• GOAL
Where a line holds the word "tests", copy that line.

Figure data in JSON
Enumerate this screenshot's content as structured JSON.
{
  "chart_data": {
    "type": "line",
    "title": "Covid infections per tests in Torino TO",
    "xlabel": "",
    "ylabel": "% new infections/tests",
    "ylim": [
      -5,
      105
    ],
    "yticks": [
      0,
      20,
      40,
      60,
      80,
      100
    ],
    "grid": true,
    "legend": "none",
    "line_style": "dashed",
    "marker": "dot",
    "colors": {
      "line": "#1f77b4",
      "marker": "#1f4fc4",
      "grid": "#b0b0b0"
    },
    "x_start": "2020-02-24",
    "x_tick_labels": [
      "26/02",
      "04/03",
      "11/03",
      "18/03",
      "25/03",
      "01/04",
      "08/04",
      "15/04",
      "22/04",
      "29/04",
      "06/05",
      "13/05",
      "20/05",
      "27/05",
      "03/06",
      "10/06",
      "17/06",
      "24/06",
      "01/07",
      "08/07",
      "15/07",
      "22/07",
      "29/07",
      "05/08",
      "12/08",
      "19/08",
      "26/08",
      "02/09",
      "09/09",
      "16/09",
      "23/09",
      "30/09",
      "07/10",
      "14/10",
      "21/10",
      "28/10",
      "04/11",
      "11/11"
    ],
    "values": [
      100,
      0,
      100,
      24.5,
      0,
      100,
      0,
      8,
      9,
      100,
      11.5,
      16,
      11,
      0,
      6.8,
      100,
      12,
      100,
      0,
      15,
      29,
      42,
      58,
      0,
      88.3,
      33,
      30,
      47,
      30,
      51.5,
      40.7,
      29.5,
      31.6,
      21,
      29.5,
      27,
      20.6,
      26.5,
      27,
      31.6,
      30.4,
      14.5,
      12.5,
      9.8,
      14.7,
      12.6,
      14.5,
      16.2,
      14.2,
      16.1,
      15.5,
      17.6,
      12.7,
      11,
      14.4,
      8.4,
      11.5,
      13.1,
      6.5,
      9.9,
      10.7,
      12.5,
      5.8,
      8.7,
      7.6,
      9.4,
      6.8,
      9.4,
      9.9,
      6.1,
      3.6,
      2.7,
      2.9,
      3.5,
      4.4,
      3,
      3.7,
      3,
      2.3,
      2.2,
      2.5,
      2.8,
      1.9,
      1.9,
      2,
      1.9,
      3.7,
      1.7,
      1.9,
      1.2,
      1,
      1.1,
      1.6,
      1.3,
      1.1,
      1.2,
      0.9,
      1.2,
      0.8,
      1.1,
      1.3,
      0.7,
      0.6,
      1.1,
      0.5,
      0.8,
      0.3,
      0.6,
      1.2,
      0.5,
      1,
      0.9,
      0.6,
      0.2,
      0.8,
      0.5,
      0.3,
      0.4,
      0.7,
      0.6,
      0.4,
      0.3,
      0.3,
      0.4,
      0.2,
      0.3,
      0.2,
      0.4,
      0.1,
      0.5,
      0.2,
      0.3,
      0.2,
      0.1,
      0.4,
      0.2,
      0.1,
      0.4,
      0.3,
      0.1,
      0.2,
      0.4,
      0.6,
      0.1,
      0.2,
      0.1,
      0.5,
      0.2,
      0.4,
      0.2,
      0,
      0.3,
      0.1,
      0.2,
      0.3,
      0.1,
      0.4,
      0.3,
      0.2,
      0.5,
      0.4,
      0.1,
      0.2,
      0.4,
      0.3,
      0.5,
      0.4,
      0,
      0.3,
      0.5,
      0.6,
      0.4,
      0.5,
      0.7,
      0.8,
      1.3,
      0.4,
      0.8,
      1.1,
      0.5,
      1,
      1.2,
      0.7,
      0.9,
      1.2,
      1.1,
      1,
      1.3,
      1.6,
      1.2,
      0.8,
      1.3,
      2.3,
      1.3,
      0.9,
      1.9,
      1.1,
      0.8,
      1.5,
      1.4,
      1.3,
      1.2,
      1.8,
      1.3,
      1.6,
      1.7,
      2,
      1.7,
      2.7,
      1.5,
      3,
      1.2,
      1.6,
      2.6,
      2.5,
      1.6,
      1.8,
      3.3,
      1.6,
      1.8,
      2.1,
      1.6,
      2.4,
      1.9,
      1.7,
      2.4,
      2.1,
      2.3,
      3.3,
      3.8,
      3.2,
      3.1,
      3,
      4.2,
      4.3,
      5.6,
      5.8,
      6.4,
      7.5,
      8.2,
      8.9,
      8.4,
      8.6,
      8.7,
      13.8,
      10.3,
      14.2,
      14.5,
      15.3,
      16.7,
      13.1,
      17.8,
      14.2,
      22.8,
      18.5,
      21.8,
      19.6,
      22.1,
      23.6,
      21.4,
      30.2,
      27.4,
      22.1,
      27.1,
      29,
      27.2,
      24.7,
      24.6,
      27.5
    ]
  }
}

• WRITTEN ANSWER
    "title": "Covid infections per tests in Torino TO",
    "ylabel": "% new infections/tests",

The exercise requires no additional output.